• **Your objective**:
Repeat every record exactly, but keep images out of the copy.

**** Supplied records ****

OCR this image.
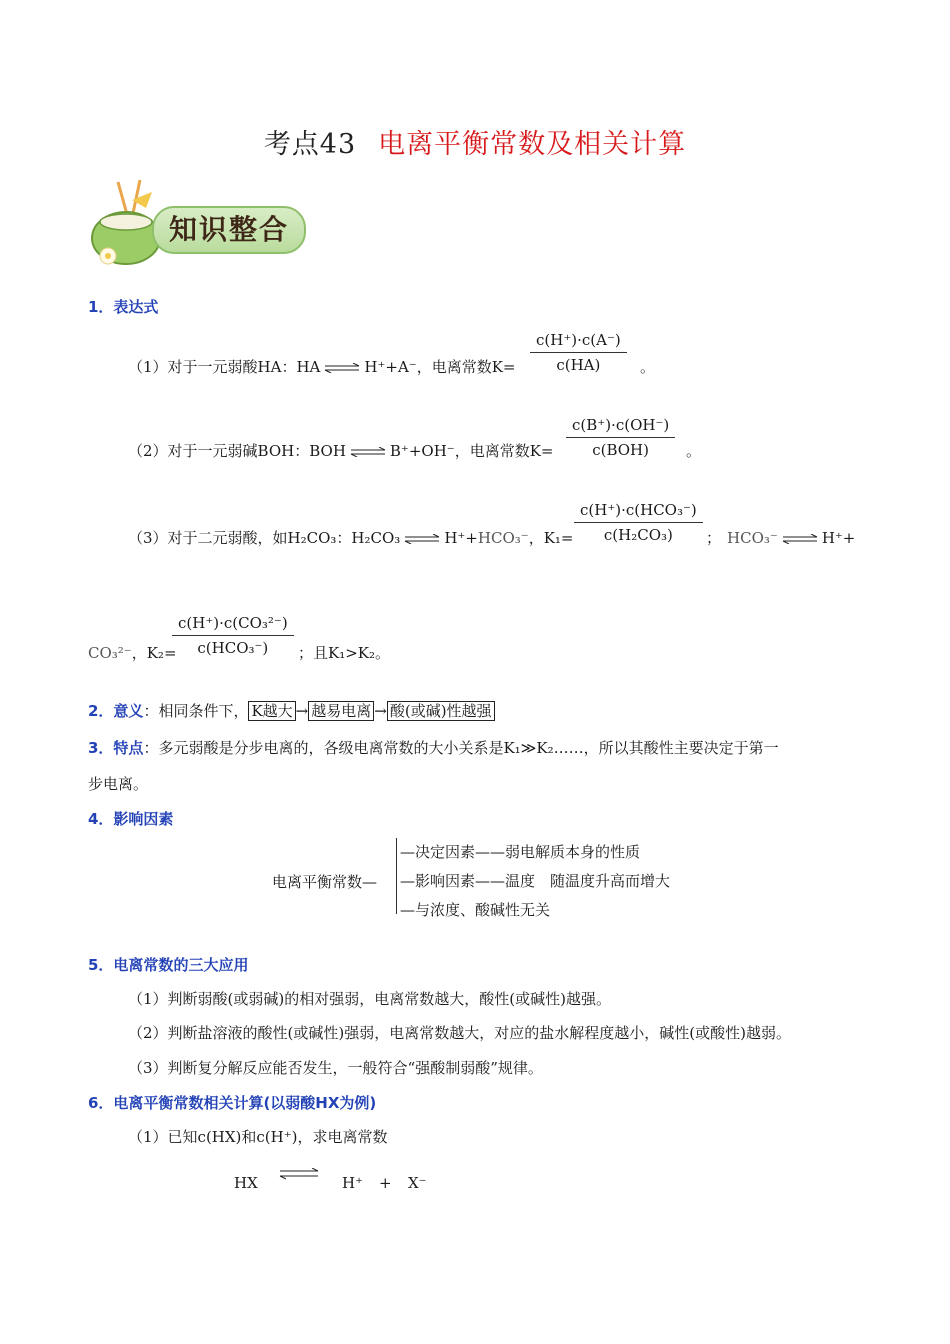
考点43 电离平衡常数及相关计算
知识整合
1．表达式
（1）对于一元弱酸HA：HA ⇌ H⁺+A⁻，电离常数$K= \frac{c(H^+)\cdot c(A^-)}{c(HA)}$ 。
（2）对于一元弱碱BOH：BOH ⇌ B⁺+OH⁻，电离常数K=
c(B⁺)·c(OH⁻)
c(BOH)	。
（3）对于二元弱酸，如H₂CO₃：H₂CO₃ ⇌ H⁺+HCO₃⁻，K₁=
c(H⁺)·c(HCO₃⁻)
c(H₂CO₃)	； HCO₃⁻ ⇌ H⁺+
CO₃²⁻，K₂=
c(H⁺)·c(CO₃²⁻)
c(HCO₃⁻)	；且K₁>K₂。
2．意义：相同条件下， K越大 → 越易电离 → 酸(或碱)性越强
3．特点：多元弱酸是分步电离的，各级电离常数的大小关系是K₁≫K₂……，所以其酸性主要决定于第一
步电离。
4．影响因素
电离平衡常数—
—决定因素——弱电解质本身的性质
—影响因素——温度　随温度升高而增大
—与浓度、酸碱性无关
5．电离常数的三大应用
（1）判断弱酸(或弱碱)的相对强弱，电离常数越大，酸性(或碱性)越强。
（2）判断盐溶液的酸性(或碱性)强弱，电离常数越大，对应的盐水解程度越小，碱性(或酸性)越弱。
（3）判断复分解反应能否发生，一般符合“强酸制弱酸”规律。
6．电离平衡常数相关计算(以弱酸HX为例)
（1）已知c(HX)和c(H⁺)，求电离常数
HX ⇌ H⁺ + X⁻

****

• **Solution**:
OCR this image.
考点43 电离平衡常数及相关计算
知识整合
1．表达式
（1）对于一元弱酸HA：HA ⇌ H⁺+A⁻，电离常数$K= \frac{c(H^+)\cdot c(A^-)}{c(HA)}$ 。
（2）对于一元弱碱BOH：BOH ⇌ B⁺+OH⁻，电离常数K=
c(B⁺)·c(OH⁻)
c(BOH)	。
（3）对于二元弱酸，如H₂CO₃：H₂CO₃ ⇌ H⁺+HCO₃⁻，K₁=
c(H⁺)·c(HCO₃⁻)
c(H₂CO₃)	； HCO₃⁻ ⇌ H⁺+
CO₃²⁻，K₂=
c(H⁺)·c(CO₃²⁻)
c(HCO₃⁻)	；且K₁>K₂。
2．意义：相同条件下， K越大 → 越易电离 → 酸(或碱)性越强
3．特点：多元弱酸是分步电离的，各级电离常数的大小关系是K₁≫K₂……，所以其酸性主要决定于第一
步电离。
4．影响因素
电离平衡常数—
—决定因素——弱电解质本身的性质
—影响因素——温度　随温度升高而增大
—与浓度、酸碱性无关
5．电离常数的三大应用
（1）判断弱酸(或弱碱)的相对强弱，电离常数越大，酸性(或碱性)越强。
（2）判断盐溶液的酸性(或碱性)强弱，电离常数越大，对应的盐水解程度越小，碱性(或酸性)越弱。
（3）判断复分解反应能否发生，一般符合“强酸制弱酸”规律。
6．电离平衡常数相关计算(以弱酸HX为例)
（1）已知c(HX)和c(H⁺)，求电离常数
HX ⇌ H⁺ + X⁻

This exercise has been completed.